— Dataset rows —
┌──

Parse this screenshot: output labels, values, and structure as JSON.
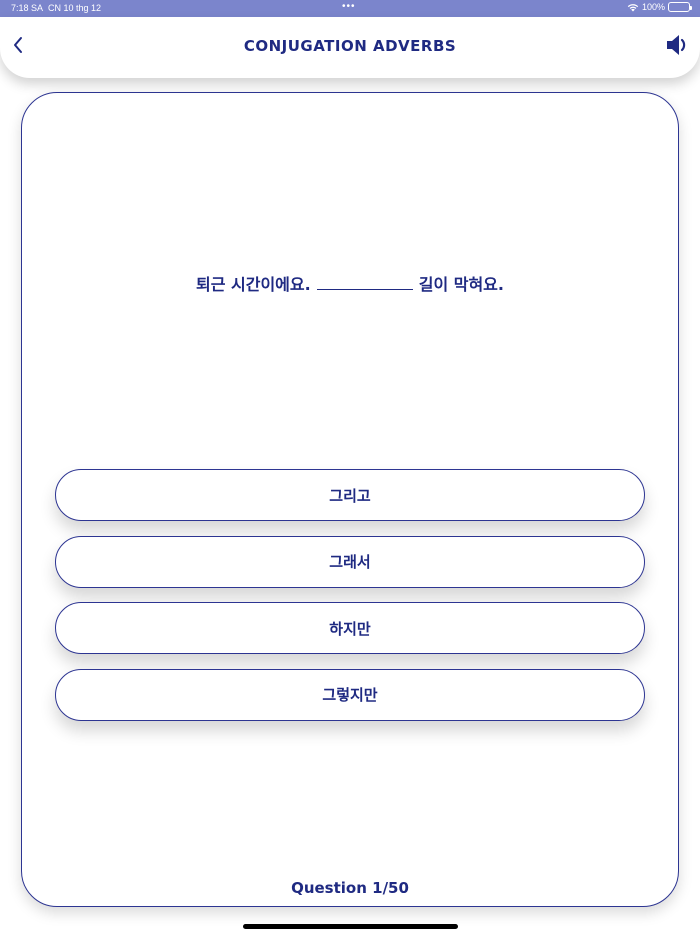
{
  "status_bar": {
    "time": "7:18 SA",
    "date": "CN 10 thg 12",
    "dots": "•••",
    "battery_text": "100%",
    "wifi_icon": "wifi-icon",
    "battery_icon": "battery-icon"
  },
  "nav": {
    "title": "CONJUGATION ADVERBS",
    "back_icon": "chevron-left-icon",
    "speaker_icon": "speaker-icon"
  },
  "question": {
    "before_blank": "퇴근 시간이에요.",
    "after_blank": "길이 막혀요."
  },
  "options": [
    {
      "label": "그리고"
    },
    {
      "label": "그래서"
    },
    {
      "label": "하지만"
    },
    {
      "label": "그렇지만"
    }
  ],
  "progress": {
    "label": "Question 1/50"
  },
  "colors": {
    "accent": "#1f2a82",
    "status_bar": "#7b85cc",
    "border": "#2d3592"
  }
}
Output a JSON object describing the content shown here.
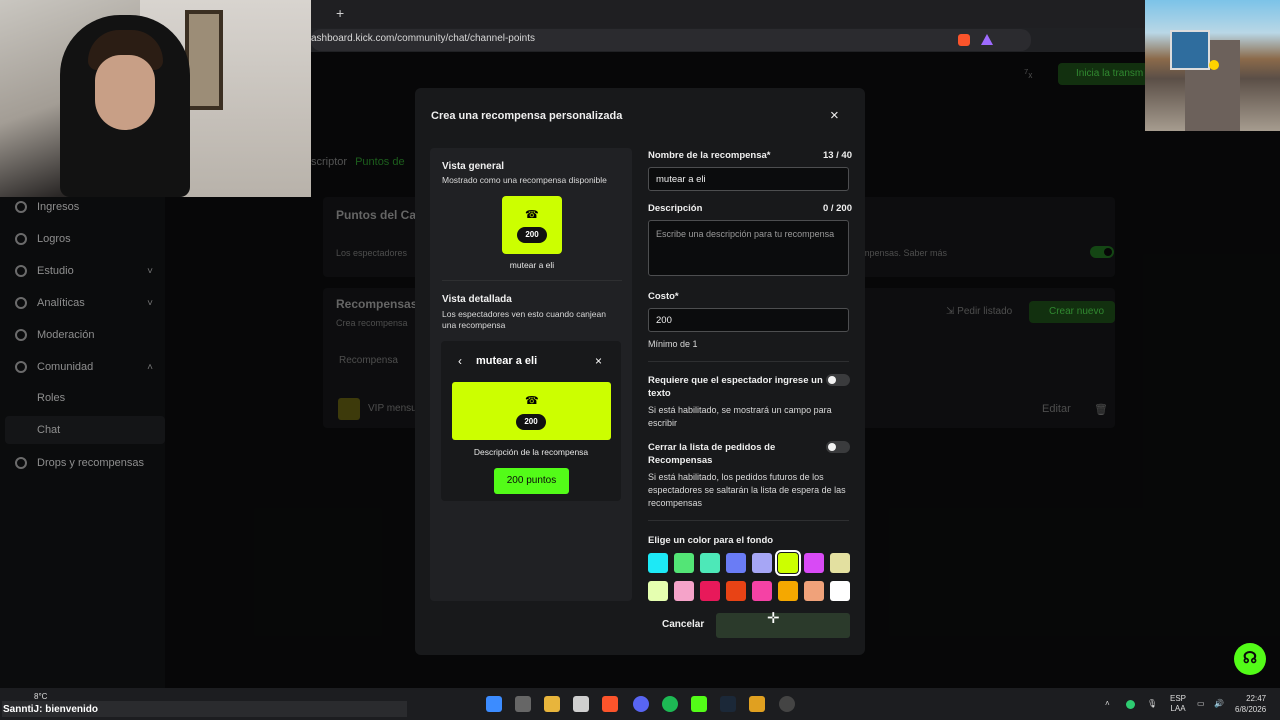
{
  "browser": {
    "url": "ashboard.kick.com/community/chat/channel-points",
    "new_tab": "+"
  },
  "dashboard": {
    "top_action": "Inicia la transm",
    "breadcrumb_prev": "scriptor",
    "breadcrumb_current": "Puntos de",
    "sidebar": [
      {
        "label": "Ingresos"
      },
      {
        "label": "Logros"
      },
      {
        "label": "Estudio",
        "chevron": "˅"
      },
      {
        "label": "Analíticas",
        "chevron": "˅"
      },
      {
        "label": "Moderación"
      },
      {
        "label": "Comunidad",
        "chevron": "˄"
      },
      {
        "label": "Drops y recompensas"
      }
    ],
    "sidebar_sub": [
      "Roles",
      "Chat"
    ],
    "panel1_title": "Puntos del Ca",
    "panel1_text": "Los espectadores",
    "panel1_right_text": "mpensas. Saber más",
    "panel2_title": "Recompensas",
    "panel2_sub": "Crea recompensa",
    "request_list": "Pedir listado",
    "create_new": "Crear nuevo",
    "table_header": "Recompensa",
    "vip_text": "VIP mensu",
    "edit": "Editar"
  },
  "modal": {
    "title": "Crea una recompensa personalizada",
    "close_icon": "×",
    "overview_title": "Vista general",
    "overview_sub": "Mostrado como una recompensa disponible",
    "card_cost": "200",
    "card_name": "mutear a eli",
    "detail_title": "Vista detallada",
    "detail_sub": "Los espectadores ven esto cuando canjean una recompensa",
    "detail_name": "mutear a eli",
    "detail_cost": "200",
    "detail_desc": "Descripción de la recompensa",
    "detail_button": "200 puntos",
    "accent_color": "#ccff00",
    "form": {
      "name_label": "Nombre de la recompensa*",
      "name_count": "13 / 40",
      "name_value": "mutear a eli",
      "desc_label": "Descripción",
      "desc_count": "0 / 200",
      "desc_placeholder": "Escribe una descripción para tu recompensa",
      "cost_label": "Costo*",
      "cost_value": "200",
      "cost_hint": "Mínimo de 1",
      "toggle1_label": "Requiere que el espectador ingrese un texto",
      "toggle1_desc": "Si está habilitado, se mostrará un campo para escribir",
      "toggle2_label": "Cerrar la lista de pedidos de Recompensas",
      "toggle2_desc": "Si está habilitado, los pedidos futuros de los espectadores se saltarán la lista de espera de las recompensas",
      "color_label": "Elige un color para el fondo",
      "colors_row1": [
        "#1de9f6",
        "#53e576",
        "#4de8b8",
        "#6a7cf5",
        "#a6a6f5",
        "#ccff00",
        "#d84af5",
        "#e3e0a0"
      ],
      "colors_row2": [
        "#e5ffb0",
        "#f5a3c9",
        "#e8195a",
        "#e84315",
        "#f542a5",
        "#f5a800",
        "#f0a27a",
        "#ffffff"
      ],
      "cancel": "Cancelar"
    }
  },
  "taskbar": {
    "weather": "8°C",
    "chat_text": "SanntiJ: bienvenido",
    "lang_line1": "ESP",
    "lang_line2": "LAA",
    "time": "22:47",
    "date": "6/8/2026"
  }
}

└──

Go through the entries above and output them exactly, without pictures.

— Full solution —
Parse this screenshot: output labels, values, and structure as JSON.
{
  "status_bar": {
    "time": "7:18 SA",
    "date": "CN 10 thg 12",
    "dots": "•••",
    "battery_text": "100%",
    "wifi_icon": "wifi-icon",
    "battery_icon": "battery-icon"
  },
  "nav": {
    "title": "CONJUGATION ADVERBS",
    "back_icon": "chevron-left-icon",
    "speaker_icon": "speaker-icon"
  },
  "question": {
    "before_blank": "퇴근 시간이에요.",
    "after_blank": "길이 막혀요."
  },
  "options": [
    {
      "label": "그리고"
    },
    {
      "label": "그래서"
    },
    {
      "label": "하지만"
    },
    {
      "label": "그렇지만"
    }
  ],
  "progress": {
    "label": "Question 1/50"
  },
  "colors": {
    "accent": "#1f2a82",
    "status_bar": "#7b85cc",
    "border": "#2d3592"
  }
}
Output a JSON object describing the content shown here.
{
  "browser": {
    "url": "ashboard.kick.com/community/chat/channel-points",
    "new_tab": "+"
  },
  "dashboard": {
    "top_action": "Inicia la transm",
    "breadcrumb_prev": "scriptor",
    "breadcrumb_current": "Puntos de",
    "sidebar": [
      {
        "label": "Ingresos"
      },
      {
        "label": "Logros"
      },
      {
        "label": "Estudio",
        "chevron": "˅"
      },
      {
        "label": "Analíticas",
        "chevron": "˅"
      },
      {
        "label": "Moderación"
      },
      {
        "label": "Comunidad",
        "chevron": "˄"
      },
      {
        "label": "Drops y recompensas"
      }
    ],
    "sidebar_sub": [
      "Roles",
      "Chat"
    ],
    "panel1_title": "Puntos del Ca",
    "panel1_text": "Los espectadores",
    "panel1_right_text": "mpensas. Saber más",
    "panel2_title": "Recompensas",
    "panel2_sub": "Crea recompensa",
    "request_list": "Pedir listado",
    "create_new": "Crear nuevo",
    "table_header": "Recompensa",
    "vip_text": "VIP mensu",
    "edit": "Editar"
  },
  "modal": {
    "title": "Crea una recompensa personalizada",
    "close_icon": "×",
    "overview_title": "Vista general",
    "overview_sub": "Mostrado como una recompensa disponible",
    "card_cost": "200",
    "card_name": "mutear a eli",
    "detail_title": "Vista detallada",
    "detail_sub": "Los espectadores ven esto cuando canjean una recompensa",
    "detail_name": "mutear a eli",
    "detail_cost": "200",
    "detail_desc": "Descripción de la recompensa",
    "detail_button": "200 puntos",
    "accent_color": "#ccff00",
    "form": {
      "name_label": "Nombre de la recompensa*",
      "name_count": "13 / 40",
      "name_value": "mutear a eli",
      "desc_label": "Descripción",
      "desc_count": "0 / 200",
      "desc_placeholder": "Escribe una descripción para tu recompensa",
      "cost_label": "Costo*",
      "cost_value": "200",
      "cost_hint": "Mínimo de 1",
      "toggle1_label": "Requiere que el espectador ingrese un texto",
      "toggle1_desc": "Si está habilitado, se mostrará un campo para escribir",
      "toggle2_label": "Cerrar la lista de pedidos de Recompensas",
      "toggle2_desc": "Si está habilitado, los pedidos futuros de los espectadores se saltarán la lista de espera de las recompensas",
      "color_label": "Elige un color para el fondo",
      "colors_row1": [
        "#1de9f6",
        "#53e576",
        "#4de8b8",
        "#6a7cf5",
        "#a6a6f5",
        "#ccff00",
        "#d84af5",
        "#e3e0a0"
      ],
      "colors_row2": [
        "#e5ffb0",
        "#f5a3c9",
        "#e8195a",
        "#e84315",
        "#f542a5",
        "#f5a800",
        "#f0a27a",
        "#ffffff"
      ],
      "cancel": "Cancelar"
    }
  },
  "taskbar": {
    "weather": "8°C",
    "chat_text": "SanntiJ: bienvenido",
    "lang_line1": "ESP",
    "lang_line2": "LAA",
    "time": "22:47",
    "date": "6/8/2026"
  }
}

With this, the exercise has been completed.